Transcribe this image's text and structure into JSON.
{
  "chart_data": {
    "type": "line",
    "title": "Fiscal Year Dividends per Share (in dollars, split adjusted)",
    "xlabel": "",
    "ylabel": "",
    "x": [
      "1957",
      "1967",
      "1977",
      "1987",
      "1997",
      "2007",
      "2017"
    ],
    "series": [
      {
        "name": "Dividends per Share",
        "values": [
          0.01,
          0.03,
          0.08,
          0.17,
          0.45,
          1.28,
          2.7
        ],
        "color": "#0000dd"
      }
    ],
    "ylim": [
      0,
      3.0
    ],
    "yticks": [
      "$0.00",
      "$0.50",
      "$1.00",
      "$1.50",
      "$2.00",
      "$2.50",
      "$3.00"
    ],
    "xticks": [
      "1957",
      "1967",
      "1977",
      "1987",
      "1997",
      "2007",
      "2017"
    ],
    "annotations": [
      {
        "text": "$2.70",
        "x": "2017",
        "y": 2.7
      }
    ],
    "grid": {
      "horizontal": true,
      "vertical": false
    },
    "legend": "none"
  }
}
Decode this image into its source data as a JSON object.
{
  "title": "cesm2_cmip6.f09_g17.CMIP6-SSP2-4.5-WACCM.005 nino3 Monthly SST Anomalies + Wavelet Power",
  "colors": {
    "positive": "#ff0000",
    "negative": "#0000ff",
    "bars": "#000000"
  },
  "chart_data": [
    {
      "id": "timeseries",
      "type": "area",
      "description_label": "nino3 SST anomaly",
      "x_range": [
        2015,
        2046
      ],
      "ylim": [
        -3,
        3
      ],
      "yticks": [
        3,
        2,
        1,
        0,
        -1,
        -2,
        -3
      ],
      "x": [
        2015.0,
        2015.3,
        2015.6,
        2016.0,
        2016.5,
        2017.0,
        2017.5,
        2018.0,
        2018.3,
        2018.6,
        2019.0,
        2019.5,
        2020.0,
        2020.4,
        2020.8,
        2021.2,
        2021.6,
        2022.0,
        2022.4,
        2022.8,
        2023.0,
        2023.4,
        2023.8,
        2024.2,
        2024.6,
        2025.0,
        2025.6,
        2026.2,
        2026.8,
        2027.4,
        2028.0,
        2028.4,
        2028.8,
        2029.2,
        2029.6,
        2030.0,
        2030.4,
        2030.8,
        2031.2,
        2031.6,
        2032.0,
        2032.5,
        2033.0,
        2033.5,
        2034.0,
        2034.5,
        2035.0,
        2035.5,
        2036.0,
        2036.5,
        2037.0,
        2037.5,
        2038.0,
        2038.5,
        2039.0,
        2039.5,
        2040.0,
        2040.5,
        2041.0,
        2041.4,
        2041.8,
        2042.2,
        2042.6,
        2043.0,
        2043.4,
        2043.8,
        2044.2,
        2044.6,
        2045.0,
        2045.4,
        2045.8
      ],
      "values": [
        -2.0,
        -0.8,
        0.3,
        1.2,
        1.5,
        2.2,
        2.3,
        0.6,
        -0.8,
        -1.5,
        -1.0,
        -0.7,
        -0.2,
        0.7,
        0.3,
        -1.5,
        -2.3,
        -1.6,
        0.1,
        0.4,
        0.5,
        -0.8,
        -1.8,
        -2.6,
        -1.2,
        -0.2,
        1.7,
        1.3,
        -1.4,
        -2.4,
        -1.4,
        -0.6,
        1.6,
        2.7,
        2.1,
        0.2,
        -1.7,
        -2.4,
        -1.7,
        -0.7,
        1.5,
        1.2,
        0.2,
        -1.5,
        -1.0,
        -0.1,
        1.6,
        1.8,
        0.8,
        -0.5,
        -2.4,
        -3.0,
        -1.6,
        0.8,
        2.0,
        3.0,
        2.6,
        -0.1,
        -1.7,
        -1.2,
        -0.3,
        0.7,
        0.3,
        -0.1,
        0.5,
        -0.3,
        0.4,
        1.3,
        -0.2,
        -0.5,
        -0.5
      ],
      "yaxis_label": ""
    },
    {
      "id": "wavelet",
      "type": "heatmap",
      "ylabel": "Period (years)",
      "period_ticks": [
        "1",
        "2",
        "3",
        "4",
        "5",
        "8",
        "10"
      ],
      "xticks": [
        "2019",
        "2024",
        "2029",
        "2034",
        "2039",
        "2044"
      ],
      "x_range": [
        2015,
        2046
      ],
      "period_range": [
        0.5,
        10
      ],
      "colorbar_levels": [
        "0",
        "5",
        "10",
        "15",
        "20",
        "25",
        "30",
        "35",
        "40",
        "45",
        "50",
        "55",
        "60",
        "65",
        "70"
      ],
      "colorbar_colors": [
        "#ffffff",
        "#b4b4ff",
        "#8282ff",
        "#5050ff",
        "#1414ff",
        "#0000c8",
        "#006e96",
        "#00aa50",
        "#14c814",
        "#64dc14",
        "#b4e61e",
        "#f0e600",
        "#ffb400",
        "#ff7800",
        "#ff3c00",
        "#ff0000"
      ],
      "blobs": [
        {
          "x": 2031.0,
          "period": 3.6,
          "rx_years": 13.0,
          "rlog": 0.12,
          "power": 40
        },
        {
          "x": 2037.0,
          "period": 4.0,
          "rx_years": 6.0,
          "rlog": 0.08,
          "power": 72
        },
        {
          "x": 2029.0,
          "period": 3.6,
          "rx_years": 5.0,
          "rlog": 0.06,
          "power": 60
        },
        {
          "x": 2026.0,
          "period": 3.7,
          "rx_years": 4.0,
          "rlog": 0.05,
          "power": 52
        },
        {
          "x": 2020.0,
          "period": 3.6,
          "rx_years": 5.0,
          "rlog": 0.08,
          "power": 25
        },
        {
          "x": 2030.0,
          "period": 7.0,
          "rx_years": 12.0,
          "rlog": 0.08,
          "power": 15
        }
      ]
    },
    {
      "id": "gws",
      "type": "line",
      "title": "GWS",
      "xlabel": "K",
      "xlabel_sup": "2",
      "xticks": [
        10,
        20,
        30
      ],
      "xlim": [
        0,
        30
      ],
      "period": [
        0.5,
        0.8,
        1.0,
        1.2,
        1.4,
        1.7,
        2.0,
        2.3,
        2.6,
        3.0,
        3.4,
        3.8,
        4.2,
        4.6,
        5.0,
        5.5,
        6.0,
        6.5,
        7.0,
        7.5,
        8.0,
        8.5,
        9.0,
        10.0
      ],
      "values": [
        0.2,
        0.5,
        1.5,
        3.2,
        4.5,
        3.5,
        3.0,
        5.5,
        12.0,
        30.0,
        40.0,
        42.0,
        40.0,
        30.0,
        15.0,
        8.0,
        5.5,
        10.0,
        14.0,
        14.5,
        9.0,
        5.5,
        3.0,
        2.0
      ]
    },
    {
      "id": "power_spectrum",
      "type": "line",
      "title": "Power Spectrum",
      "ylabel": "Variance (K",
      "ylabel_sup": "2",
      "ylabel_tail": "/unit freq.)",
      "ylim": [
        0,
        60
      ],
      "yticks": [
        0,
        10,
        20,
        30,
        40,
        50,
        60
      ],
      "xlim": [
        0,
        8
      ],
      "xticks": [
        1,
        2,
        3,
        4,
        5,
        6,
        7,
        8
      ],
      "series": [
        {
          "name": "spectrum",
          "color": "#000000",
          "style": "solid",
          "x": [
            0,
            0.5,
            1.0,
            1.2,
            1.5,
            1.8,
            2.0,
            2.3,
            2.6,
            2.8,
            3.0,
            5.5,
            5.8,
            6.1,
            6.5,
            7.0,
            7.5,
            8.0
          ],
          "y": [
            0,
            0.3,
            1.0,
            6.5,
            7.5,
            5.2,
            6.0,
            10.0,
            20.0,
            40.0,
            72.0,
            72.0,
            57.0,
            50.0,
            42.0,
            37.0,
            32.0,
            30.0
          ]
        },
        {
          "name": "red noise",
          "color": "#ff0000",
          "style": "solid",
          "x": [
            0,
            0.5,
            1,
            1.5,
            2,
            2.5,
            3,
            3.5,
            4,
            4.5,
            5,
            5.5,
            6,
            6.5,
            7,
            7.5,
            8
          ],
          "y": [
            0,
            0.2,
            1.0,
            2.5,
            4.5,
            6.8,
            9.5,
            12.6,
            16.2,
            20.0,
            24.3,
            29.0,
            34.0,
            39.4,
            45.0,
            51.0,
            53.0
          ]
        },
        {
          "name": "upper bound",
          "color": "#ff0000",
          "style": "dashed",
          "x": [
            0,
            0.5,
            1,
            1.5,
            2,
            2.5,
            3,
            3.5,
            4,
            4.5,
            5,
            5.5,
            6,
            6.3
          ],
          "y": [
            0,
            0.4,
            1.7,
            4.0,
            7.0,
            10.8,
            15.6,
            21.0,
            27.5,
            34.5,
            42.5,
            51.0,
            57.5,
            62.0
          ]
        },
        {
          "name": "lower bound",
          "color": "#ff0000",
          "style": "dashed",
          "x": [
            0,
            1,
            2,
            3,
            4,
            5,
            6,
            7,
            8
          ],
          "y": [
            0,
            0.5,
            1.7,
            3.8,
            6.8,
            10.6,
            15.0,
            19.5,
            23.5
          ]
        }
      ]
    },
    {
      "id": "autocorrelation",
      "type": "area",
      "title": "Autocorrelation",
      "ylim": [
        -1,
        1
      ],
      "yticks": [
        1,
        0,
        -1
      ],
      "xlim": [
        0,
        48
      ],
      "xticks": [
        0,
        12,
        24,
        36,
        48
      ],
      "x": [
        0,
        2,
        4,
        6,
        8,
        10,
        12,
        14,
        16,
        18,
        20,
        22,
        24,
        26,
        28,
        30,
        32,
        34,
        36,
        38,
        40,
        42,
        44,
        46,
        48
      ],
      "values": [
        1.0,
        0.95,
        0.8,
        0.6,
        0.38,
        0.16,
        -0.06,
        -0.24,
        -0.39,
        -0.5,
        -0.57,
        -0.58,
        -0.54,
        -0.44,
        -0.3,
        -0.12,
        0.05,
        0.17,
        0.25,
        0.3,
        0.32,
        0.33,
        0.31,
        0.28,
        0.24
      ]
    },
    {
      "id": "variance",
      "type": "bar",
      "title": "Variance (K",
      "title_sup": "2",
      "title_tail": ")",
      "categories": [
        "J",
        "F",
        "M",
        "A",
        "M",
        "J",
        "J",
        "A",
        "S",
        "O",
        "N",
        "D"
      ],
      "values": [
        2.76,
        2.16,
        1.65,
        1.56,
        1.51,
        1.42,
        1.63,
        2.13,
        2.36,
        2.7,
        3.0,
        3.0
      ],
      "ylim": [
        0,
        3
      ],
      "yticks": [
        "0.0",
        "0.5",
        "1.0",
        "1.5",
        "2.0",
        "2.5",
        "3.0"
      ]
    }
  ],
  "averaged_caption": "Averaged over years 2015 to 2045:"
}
•••••
THE TASK: Across the entries above, how many lines contain "text"? Provide only the count.

SOLUTION: 2